# start of GIVEN PASSAGE

Once I understood this, I realised how the two processes, which are clearly very different, could have been separate from each other in the past: it’s only current educational systems that have linked them together, for convenience’ sake. And then: what does a person actually need to write? If you are a person of any note or importance and cannot write, you can have someone who will do that for you. People in India still make their living as public scribes for those who cannot write, but may occasionally need something written out for them. Perhaps you only need to write lists, or figures. You may need to make a mark to authenticate a document. But do you have a need to write in sentences? And to learn all that complicated stuff?

Then I found myself thinking about the advent of technology, and the difference it may make or be making to these processes. Gone is the need for pencil control and other fine motor skills when there is a keyboard, either physical or on-screen, to produce perfect, identical letters for you. And I suppose a grammar checker – bane of my life – can help you identify when you haven’t formed a proper sentence. Spellcheckers can allegedly help with correct spelling, although I used to remind students that a spellchecker is only as intelligent as the person using one. But technology can’t frame proper sentences for you: you have to be able to structure and articulate what you want to say first…

I’ve often wondered why there hasn’t been that much progress in ‘speak-write’ technology (even Orwell had it working perfectly in the Ministry of Truth in Nineteen Eighty-four), and I can see that apart from removing the need for any keyboard skills at all, it will not advance the work of a non-writer any further than we have currently progressed.

# end of GIVEN PASSAGE

**STATED EXERCISE A:**
Return everything in the passage on writing and technology from "I’ve often wondered" down to "have currently progressed.".
**STATED EXERCISE B:**
For each statement, say yes or no to whether it agrees with the passage on writing and technology, and quote the words that settle it: (i) In India some people still earn a living as public scribes. (ii) Technology can frame proper sentences for a writer. (iii) Speak-write technology worked perfectly in Orwell's Ministry of Truth.
The data after this passage has no use here.

# start of DATA EXCERPT

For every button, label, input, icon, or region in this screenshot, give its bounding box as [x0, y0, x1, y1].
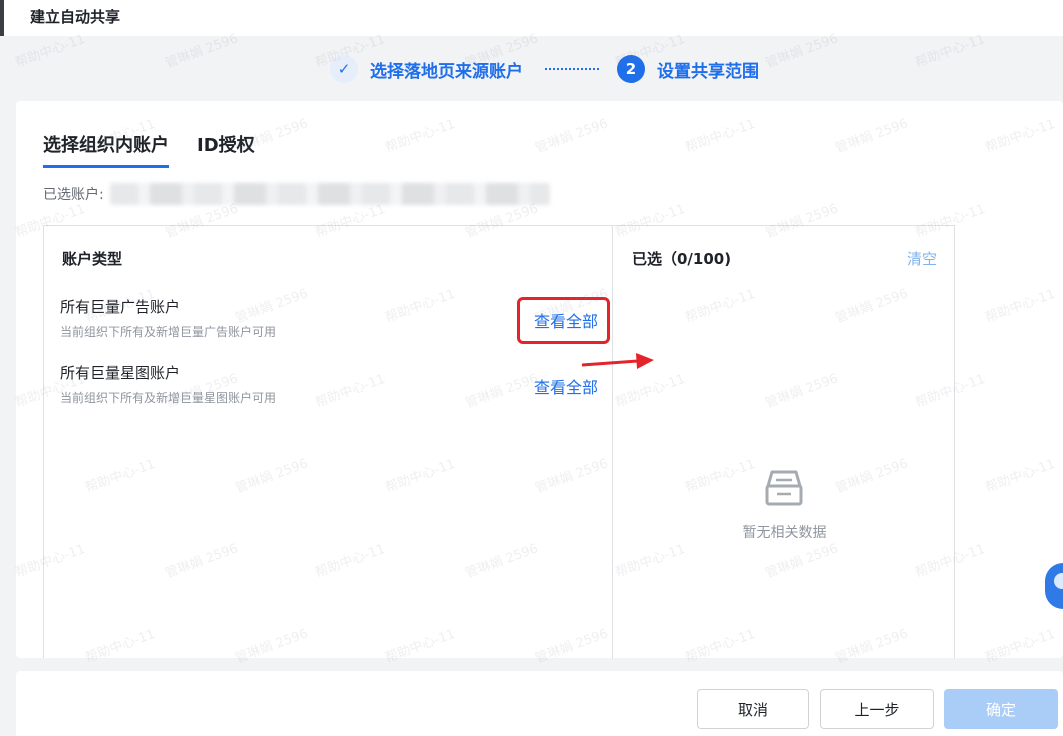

# end of DATA EXCERPT

**RESPONSE A:**
I’ve often wondered why there hasn’t been that much progress in ‘speak-write’ technology (even Orwell had it working perfectly in the Ministry of Truth in Nineteen Eighty-four), and I can see that apart from removing the need for any keyboard skills at all, it will not advance the work of a non-writer any further than we have currently progressed.

**RESPONSE B:**
(i) Yes: "People in India still make their living as public scribes for those who cannot write"
(ii) No: "But technology can’t frame proper sentences for you"
(iii) Yes: "even Orwell had it working perfectly in the Ministry of Truth in Nineteen Eighty-four"